## GIVEN PROBLEM 1
Report each line of the listing that contains the word "next".

## TEXT
--------------------------------------------------

The Certified Company offers its services of international securities trading. The Certified Company has concluded a contract on custodial services concerning securities and money with Hypo Alpe Adria Bank d.d. Zagreb.

In order to trade on foreign markets, the Principal has to conclude a special Contract on purchasing/selling of securities on foreign markets with the Certified Company. The Principal is warned that foreign securities trading is connected with additional risks such as, especially: exchange rate risk, risk of order execution by a mediator, i.e. an assistant, a political risk of the country where the order is being executed, tax risk of the issuing country etc. By giving the Order on foreign markets, the Principal states that he is aware of all additional risks connected with such trading and hereby accepts them.

The Certified Company has a right to reject the acceptance of each of the Orders for purchasing or selling of securities, without additional explanations.

--------------------------------------------------

## RECORDS SUPPLIED

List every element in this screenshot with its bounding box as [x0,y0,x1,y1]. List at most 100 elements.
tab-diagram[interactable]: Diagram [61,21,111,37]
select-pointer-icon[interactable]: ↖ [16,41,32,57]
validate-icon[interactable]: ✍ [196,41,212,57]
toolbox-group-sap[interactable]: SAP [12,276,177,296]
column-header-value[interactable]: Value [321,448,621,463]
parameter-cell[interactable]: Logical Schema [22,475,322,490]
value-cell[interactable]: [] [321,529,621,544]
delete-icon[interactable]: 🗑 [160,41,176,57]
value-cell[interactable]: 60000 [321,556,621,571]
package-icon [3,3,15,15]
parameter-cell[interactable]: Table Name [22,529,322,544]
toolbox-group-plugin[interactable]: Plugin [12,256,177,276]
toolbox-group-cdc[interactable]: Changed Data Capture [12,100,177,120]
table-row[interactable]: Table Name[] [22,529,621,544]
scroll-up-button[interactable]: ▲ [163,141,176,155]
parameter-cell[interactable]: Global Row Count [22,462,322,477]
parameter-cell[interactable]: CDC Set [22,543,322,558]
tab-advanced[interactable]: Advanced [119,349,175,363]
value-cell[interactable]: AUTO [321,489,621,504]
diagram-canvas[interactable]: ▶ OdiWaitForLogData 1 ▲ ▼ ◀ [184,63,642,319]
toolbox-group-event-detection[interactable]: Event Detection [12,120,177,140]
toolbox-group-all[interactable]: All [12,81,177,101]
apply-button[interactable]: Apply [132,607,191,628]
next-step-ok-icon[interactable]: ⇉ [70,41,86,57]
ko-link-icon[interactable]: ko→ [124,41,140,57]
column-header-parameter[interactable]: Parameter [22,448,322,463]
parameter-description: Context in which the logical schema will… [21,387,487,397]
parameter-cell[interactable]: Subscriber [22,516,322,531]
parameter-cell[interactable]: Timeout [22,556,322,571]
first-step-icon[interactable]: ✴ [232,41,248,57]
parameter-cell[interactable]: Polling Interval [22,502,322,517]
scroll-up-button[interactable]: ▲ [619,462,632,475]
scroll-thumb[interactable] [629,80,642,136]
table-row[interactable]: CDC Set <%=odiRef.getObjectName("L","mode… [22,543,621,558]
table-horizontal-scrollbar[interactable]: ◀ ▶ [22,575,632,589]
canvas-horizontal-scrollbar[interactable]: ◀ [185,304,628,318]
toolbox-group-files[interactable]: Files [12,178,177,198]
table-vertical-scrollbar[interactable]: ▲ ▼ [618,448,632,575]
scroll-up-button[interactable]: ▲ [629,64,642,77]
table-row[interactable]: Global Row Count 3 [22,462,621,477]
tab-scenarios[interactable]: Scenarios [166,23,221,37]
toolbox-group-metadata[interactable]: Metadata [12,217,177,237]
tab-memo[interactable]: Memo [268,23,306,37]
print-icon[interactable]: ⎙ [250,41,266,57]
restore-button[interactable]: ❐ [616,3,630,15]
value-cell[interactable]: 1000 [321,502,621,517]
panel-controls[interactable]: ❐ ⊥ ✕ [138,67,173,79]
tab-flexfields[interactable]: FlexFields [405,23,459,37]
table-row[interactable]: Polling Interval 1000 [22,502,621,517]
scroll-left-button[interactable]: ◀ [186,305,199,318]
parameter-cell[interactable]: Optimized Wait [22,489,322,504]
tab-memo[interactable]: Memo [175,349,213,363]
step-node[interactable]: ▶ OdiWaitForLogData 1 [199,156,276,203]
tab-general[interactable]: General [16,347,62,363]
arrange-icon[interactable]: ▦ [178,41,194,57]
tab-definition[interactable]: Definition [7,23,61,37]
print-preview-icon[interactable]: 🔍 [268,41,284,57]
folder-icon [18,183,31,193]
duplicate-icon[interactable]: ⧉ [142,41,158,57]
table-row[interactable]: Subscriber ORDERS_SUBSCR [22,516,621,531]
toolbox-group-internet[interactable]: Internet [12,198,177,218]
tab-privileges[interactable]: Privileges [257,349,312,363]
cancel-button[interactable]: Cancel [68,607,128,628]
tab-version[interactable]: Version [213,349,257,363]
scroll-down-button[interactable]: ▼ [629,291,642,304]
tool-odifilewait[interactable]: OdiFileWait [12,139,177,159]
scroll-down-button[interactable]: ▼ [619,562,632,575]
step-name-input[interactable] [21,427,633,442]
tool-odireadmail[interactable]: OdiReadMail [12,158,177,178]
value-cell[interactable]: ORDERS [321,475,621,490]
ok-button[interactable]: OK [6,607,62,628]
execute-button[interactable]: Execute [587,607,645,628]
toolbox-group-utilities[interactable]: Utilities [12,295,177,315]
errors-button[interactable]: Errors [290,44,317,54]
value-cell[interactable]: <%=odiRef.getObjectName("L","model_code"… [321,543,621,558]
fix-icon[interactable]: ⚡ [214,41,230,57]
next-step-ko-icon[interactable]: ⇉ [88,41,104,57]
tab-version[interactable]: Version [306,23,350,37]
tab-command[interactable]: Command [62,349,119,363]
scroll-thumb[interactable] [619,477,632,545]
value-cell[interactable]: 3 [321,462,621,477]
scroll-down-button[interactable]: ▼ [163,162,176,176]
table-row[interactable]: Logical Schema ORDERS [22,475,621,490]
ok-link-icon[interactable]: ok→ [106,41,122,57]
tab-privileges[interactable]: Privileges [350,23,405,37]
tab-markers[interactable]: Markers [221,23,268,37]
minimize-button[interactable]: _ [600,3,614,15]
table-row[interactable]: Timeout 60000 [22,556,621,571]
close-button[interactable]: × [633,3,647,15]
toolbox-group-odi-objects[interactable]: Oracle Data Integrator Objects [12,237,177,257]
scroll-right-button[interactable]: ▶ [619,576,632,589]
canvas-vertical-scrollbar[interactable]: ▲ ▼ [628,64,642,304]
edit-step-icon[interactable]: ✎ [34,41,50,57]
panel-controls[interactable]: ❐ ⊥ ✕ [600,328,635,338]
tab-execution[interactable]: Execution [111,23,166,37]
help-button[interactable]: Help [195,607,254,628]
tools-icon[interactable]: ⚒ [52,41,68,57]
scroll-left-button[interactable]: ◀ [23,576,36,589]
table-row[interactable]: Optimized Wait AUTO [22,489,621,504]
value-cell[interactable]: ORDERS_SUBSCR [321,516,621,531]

--------------------------------------------------

## GIVEN PROBLEM 2
From the text on foreign securities trading above, set down the passage starting at "The Certified Company offers" and ending at "hereby accepts them.".

## CORRECT ANSWER 1
next-step-ok-icon[interactable]: ⇉ [70,41,86,57]
next-step-ko-icon[interactable]: ⇉ [88,41,104,57]

## CORRECT ANSWER 2
The Certified Company offers its services of international securities trading. The Certified Company has concluded a contract on custodial services concerning securities and money with Hypo Alpe Adria Bank d.d. Zagreb.

In order to trade on foreign markets, the Principal has to conclude a special Contract on purchasing/selling of securities on foreign markets with the Certified Company. The Principal is warned that foreign securities trading is connected with additional risks such as, especially: exchange rate risk, risk of order execution by a mediator, i.e. an assistant, a political risk of the country where the order is being executed, tax risk of the issuing country etc. By giving the Order on foreign markets, the Principal states that he is aware of all additional risks connected with such trading and hereby accepts them.